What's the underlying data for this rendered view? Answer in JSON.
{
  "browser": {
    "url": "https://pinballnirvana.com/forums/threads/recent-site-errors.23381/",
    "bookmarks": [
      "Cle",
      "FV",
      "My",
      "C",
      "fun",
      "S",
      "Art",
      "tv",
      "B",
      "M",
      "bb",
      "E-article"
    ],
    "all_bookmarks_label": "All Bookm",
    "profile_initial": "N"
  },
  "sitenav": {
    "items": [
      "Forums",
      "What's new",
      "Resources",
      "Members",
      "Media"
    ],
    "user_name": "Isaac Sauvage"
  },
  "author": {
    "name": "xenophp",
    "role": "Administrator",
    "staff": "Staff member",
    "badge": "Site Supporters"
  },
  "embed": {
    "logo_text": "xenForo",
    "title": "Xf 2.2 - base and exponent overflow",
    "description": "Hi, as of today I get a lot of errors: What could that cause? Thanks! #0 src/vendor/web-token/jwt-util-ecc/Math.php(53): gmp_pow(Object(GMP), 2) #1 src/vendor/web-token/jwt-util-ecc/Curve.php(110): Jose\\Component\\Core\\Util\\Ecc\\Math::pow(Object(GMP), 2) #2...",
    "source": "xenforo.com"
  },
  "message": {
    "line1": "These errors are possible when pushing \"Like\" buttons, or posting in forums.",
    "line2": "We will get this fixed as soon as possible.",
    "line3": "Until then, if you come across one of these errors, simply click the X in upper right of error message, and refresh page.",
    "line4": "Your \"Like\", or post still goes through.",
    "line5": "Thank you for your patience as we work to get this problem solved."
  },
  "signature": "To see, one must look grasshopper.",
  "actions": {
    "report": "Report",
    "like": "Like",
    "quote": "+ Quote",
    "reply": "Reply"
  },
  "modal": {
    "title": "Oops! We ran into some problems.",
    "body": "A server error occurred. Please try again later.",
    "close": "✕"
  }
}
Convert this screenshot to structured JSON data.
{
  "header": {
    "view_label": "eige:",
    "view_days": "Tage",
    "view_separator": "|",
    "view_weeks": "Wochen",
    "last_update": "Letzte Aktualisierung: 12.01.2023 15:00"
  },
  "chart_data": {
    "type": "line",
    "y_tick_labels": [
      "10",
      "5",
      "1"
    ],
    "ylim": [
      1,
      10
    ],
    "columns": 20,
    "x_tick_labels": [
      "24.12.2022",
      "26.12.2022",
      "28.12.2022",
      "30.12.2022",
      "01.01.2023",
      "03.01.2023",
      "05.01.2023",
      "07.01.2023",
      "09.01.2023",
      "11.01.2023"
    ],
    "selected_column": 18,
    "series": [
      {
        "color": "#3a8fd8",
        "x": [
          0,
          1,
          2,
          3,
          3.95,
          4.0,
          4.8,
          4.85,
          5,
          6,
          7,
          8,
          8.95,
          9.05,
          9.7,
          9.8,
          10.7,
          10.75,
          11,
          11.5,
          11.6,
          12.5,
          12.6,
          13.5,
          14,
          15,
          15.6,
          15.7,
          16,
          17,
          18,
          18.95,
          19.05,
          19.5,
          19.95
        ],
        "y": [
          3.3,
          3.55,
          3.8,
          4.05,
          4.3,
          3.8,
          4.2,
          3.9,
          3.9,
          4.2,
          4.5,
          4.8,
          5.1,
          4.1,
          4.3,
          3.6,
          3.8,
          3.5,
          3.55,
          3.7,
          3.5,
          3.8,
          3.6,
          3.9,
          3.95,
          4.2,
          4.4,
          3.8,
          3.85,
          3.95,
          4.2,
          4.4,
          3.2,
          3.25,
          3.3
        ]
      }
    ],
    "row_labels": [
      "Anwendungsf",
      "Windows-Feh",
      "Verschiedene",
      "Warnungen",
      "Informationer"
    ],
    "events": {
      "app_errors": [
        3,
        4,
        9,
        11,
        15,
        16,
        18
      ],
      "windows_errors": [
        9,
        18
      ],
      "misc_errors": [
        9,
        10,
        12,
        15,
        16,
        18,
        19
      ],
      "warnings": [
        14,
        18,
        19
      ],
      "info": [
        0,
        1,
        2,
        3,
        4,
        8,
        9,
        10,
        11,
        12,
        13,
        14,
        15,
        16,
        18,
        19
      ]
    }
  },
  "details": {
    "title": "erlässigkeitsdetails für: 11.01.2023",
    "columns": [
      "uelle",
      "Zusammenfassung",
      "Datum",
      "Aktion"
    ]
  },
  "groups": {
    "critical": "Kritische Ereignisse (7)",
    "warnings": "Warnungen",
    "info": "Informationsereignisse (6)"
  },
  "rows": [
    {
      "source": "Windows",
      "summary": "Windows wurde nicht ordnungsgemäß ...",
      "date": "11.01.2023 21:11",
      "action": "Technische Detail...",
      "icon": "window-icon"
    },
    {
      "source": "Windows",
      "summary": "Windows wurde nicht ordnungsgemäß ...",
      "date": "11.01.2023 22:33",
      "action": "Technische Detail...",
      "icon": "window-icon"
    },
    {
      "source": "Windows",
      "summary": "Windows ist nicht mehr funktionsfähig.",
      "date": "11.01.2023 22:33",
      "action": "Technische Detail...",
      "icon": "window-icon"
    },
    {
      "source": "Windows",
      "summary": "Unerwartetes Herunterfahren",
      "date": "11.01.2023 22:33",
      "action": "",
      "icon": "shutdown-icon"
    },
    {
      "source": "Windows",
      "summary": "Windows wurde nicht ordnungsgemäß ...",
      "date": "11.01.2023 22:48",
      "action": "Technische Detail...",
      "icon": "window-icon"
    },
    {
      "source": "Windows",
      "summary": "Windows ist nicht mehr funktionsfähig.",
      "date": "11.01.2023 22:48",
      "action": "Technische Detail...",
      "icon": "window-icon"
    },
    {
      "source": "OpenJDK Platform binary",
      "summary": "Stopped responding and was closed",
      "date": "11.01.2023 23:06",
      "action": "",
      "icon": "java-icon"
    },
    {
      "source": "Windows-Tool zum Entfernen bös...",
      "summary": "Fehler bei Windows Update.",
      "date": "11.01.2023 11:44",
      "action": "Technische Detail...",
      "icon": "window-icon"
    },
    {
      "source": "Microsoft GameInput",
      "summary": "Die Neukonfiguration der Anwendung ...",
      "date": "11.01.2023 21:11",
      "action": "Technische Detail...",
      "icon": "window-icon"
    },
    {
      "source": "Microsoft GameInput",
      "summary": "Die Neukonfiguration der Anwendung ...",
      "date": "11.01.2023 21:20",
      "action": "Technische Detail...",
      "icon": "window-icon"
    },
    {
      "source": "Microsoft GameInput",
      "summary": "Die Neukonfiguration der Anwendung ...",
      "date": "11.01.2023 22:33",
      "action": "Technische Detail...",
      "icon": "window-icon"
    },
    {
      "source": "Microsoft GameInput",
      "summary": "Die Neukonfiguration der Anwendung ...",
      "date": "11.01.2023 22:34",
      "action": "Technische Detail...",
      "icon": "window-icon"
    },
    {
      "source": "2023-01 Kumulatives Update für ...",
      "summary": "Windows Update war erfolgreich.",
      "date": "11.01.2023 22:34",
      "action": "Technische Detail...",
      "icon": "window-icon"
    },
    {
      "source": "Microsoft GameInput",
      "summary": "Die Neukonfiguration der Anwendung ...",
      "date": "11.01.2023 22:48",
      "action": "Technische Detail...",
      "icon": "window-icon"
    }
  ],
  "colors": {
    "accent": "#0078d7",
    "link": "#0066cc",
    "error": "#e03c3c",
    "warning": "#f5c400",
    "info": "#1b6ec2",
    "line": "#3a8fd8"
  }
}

::::

▸ WHAT IS NEEDED
The listing above should be transcribed in full, exactly as written.

▸ THE ANSWER
What's the underlying data for this rendered view? Answer in JSON.
{
  "browser": {
    "url": "https://pinballnirvana.com/forums/threads/recent-site-errors.23381/",
    "bookmarks": [
      "Cle",
      "FV",
      "My",
      "C",
      "fun",
      "S",
      "Art",
      "tv",
      "B",
      "M",
      "bb",
      "E-article"
    ],
    "all_bookmarks_label": "All Bookm",
    "profile_initial": "N"
  },
  "sitenav": {
    "items": [
      "Forums",
      "What's new",
      "Resources",
      "Members",
      "Media"
    ],
    "user_name": "Isaac Sauvage"
  },
  "author": {
    "name": "xenophp",
    "role": "Administrator",
    "staff": "Staff member",
    "badge": "Site Supporters"
  },
  "embed": {
    "logo_text": "xenForo",
    "title": "Xf 2.2 - base and exponent overflow",
    "description": "Hi, as of today I get a lot of errors: What could that cause? Thanks! #0 src/vendor/web-token/jwt-util-ecc/Math.php(53): gmp_pow(Object(GMP), 2) #1 src/vendor/web-token/jwt-util-ecc/Curve.php(110): Jose\\Component\\Core\\Util\\Ecc\\Math::pow(Object(GMP), 2) #2...",
    "source": "xenforo.com"
  },
  "message": {
    "line1": "These errors are possible when pushing \"Like\" buttons, or posting in forums.",
    "line2": "We will get this fixed as soon as possible.",
    "line3": "Until then, if you come across one of these errors, simply click the X in upper right of error message, and refresh page.",
    "line4": "Your \"Like\", or post still goes through.",
    "line5": "Thank you for your patience as we work to get this problem solved."
  },
  "signature": "To see, one must look grasshopper.",
  "actions": {
    "report": "Report",
    "like": "Like",
    "quote": "+ Quote",
    "reply": "Reply"
  },
  "modal": {
    "title": "Oops! We ran into some problems.",
    "body": "A server error occurred. Please try again later.",
    "close": "✕"
  }
}
Convert this screenshot to structured JSON data.
{
  "header": {
    "view_label": "eige:",
    "view_days": "Tage",
    "view_separator": "|",
    "view_weeks": "Wochen",
    "last_update": "Letzte Aktualisierung: 12.01.2023 15:00"
  },
  "chart_data": {
    "type": "line",
    "y_tick_labels": [
      "10",
      "5",
      "1"
    ],
    "ylim": [
      1,
      10
    ],
    "columns": 20,
    "x_tick_labels": [
      "24.12.2022",
      "26.12.2022",
      "28.12.2022",
      "30.12.2022",
      "01.01.2023",
      "03.01.2023",
      "05.01.2023",
      "07.01.2023",
      "09.01.2023",
      "11.01.2023"
    ],
    "selected_column": 18,
    "series": [
      {
        "color": "#3a8fd8",
        "x": [
          0,
          1,
          2,
          3,
          3.95,
          4.0,
          4.8,
          4.85,
          5,
          6,
          7,
          8,
          8.95,
          9.05,
          9.7,
          9.8,
          10.7,
          10.75,
          11,
          11.5,
          11.6,
          12.5,
          12.6,
          13.5,
          14,
          15,
          15.6,
          15.7,
          16,
          17,
          18,
          18.95,
          19.05,
          19.5,
          19.95
        ],
        "y": [
          3.3,
          3.55,
          3.8,
          4.05,
          4.3,
          3.8,
          4.2,
          3.9,
          3.9,
          4.2,
          4.5,
          4.8,
          5.1,
          4.1,
          4.3,
          3.6,
          3.8,
          3.5,
          3.55,
          3.7,
          3.5,
          3.8,
          3.6,
          3.9,
          3.95,
          4.2,
          4.4,
          3.8,
          3.85,
          3.95,
          4.2,
          4.4,
          3.2,
          3.25,
          3.3
        ]
      }
    ],
    "row_labels": [
      "Anwendungsf",
      "Windows-Feh",
      "Verschiedene",
      "Warnungen",
      "Informationer"
    ],
    "events": {
      "app_errors": [
        3,
        4,
        9,
        11,
        15,
        16,
        18
      ],
      "windows_errors": [
        9,
        18
      ],
      "misc_errors": [
        9,
        10,
        12,
        15,
        16,
        18,
        19
      ],
      "warnings": [
        14,
        18,
        19
      ],
      "info": [
        0,
        1,
        2,
        3,
        4,
        8,
        9,
        10,
        11,
        12,
        13,
        14,
        15,
        16,
        18,
        19
      ]
    }
  },
  "details": {
    "title": "erlässigkeitsdetails für: 11.01.2023",
    "columns": [
      "uelle",
      "Zusammenfassung",
      "Datum",
      "Aktion"
    ]
  },
  "groups": {
    "critical": "Kritische Ereignisse (7)",
    "warnings": "Warnungen",
    "info": "Informationsereignisse (6)"
  },
  "rows": [
    {
      "source": "Windows",
      "summary": "Windows wurde nicht ordnungsgemäß ...",
      "date": "11.01.2023 21:11",
      "action": "Technische Detail...",
      "icon": "window-icon"
    },
    {
      "source": "Windows",
      "summary": "Windows wurde nicht ordnungsgemäß ...",
      "date": "11.01.2023 22:33",
      "action": "Technische Detail...",
      "icon": "window-icon"
    },
    {
      "source": "Windows",
      "summary": "Windows ist nicht mehr funktionsfähig.",
      "date": "11.01.2023 22:33",
      "action": "Technische Detail...",
      "icon": "window-icon"
    },
    {
      "source": "Windows",
      "summary": "Unerwartetes Herunterfahren",
      "date": "11.01.2023 22:33",
      "action": "",
      "icon": "shutdown-icon"
    },
    {
      "source": "Windows",
      "summary": "Windows wurde nicht ordnungsgemäß ...",
      "date": "11.01.2023 22:48",
      "action": "Technische Detail...",
      "icon": "window-icon"
    },
    {
      "source": "Windows",
      "summary": "Windows ist nicht mehr funktionsfähig.",
      "date": "11.01.2023 22:48",
      "action": "Technische Detail...",
      "icon": "window-icon"
    },
    {
      "source": "OpenJDK Platform binary",
      "summary": "Stopped responding and was closed",
      "date": "11.01.2023 23:06",
      "action": "",
      "icon": "java-icon"
    },
    {
      "source": "Windows-Tool zum Entfernen bös...",
      "summary": "Fehler bei Windows Update.",
      "date": "11.01.2023 11:44",
      "action": "Technische Detail...",
      "icon": "window-icon"
    },
    {
      "source": "Microsoft GameInput",
      "summary": "Die Neukonfiguration der Anwendung ...",
      "date": "11.01.2023 21:11",
      "action": "Technische Detail...",
      "icon": "window-icon"
    },
    {
      "source": "Microsoft GameInput",
      "summary": "Die Neukonfiguration der Anwendung ...",
      "date": "11.01.2023 21:20",
      "action": "Technische Detail...",
      "icon": "window-icon"
    },
    {
      "source": "Microsoft GameInput",
      "summary": "Die Neukonfiguration der Anwendung ...",
      "date": "11.01.2023 22:33",
      "action": "Technische Detail...",
      "icon": "window-icon"
    },
    {
      "source": "Microsoft GameInput",
      "summary": "Die Neukonfiguration der Anwendung ...",
      "date": "11.01.2023 22:34",
      "action": "Technische Detail...",
      "icon": "window-icon"
    },
    {
      "source": "2023-01 Kumulatives Update für ...",
      "summary": "Windows Update war erfolgreich.",
      "date": "11.01.2023 22:34",
      "action": "Technische Detail...",
      "icon": "window-icon"
    },
    {
      "source": "Microsoft GameInput",
      "summary": "Die Neukonfiguration der Anwendung ...",
      "date": "11.01.2023 22:48",
      "action": "Technische Detail...",
      "icon": "window-icon"
    }
  ],
  "colors": {
    "accent": "#0078d7",
    "link": "#0066cc",
    "error": "#e03c3c",
    "warning": "#f5c400",
    "info": "#1b6ec2",
    "line": "#3a8fd8"
  }
}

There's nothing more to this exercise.